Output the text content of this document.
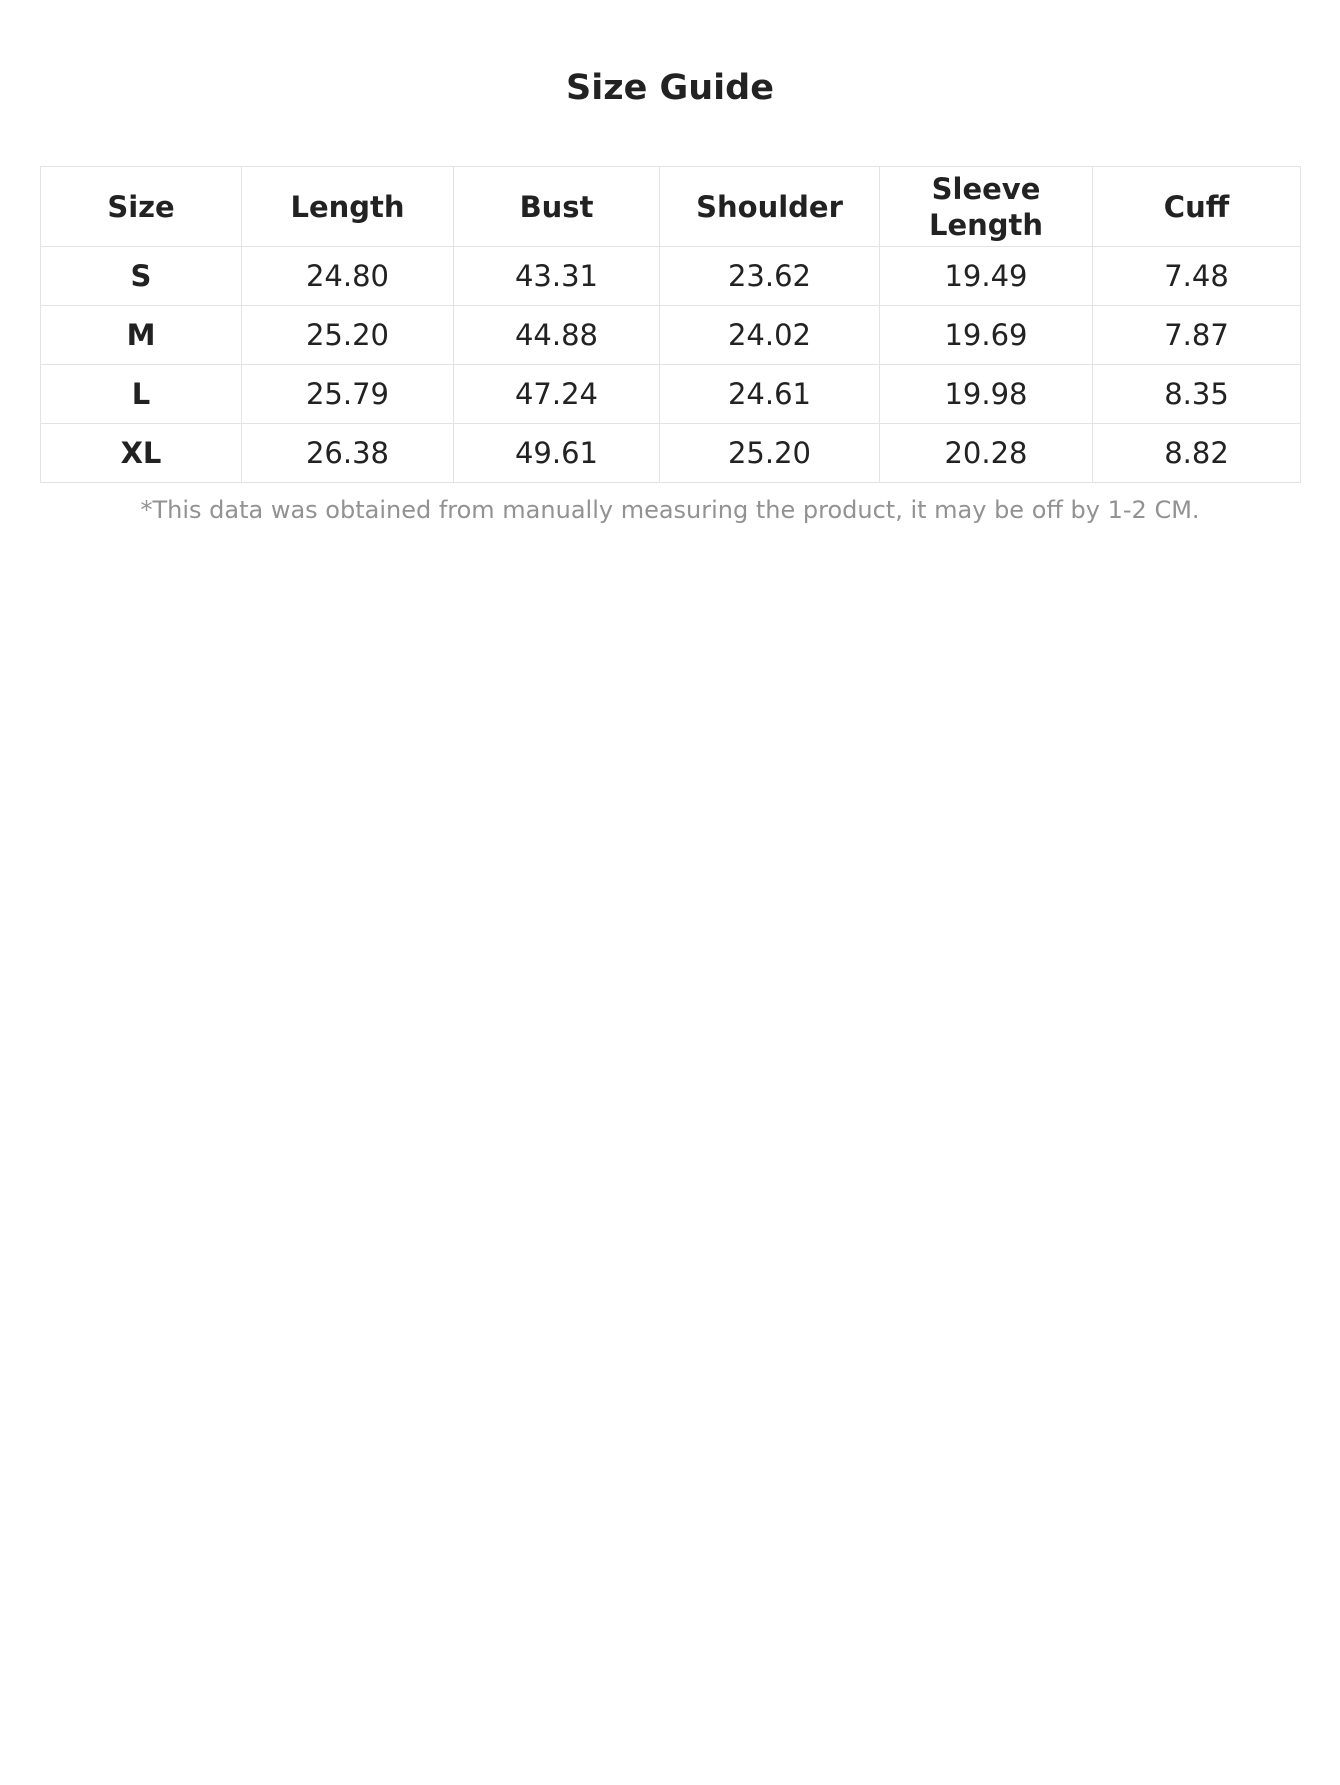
Size Guide
Size	Length	Bust	Shoulder	Sleeve Length	Cuff
S	24.80	43.31	23.62	19.49	7.48
M	25.20	44.88	24.02	19.69	7.87
L	25.79	47.24	24.61	19.98	8.35
XL	26.38	49.61	25.20	20.28	8.82
*This data was obtained from manually measuring the product, it may be off by 1-2 CM.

+++

What is being asked: Copy out each line of the listing that holds "Size".

Worked solution:
Size Guide
Size	Length	Bust	Shoulder	Sleeve Length	Cuff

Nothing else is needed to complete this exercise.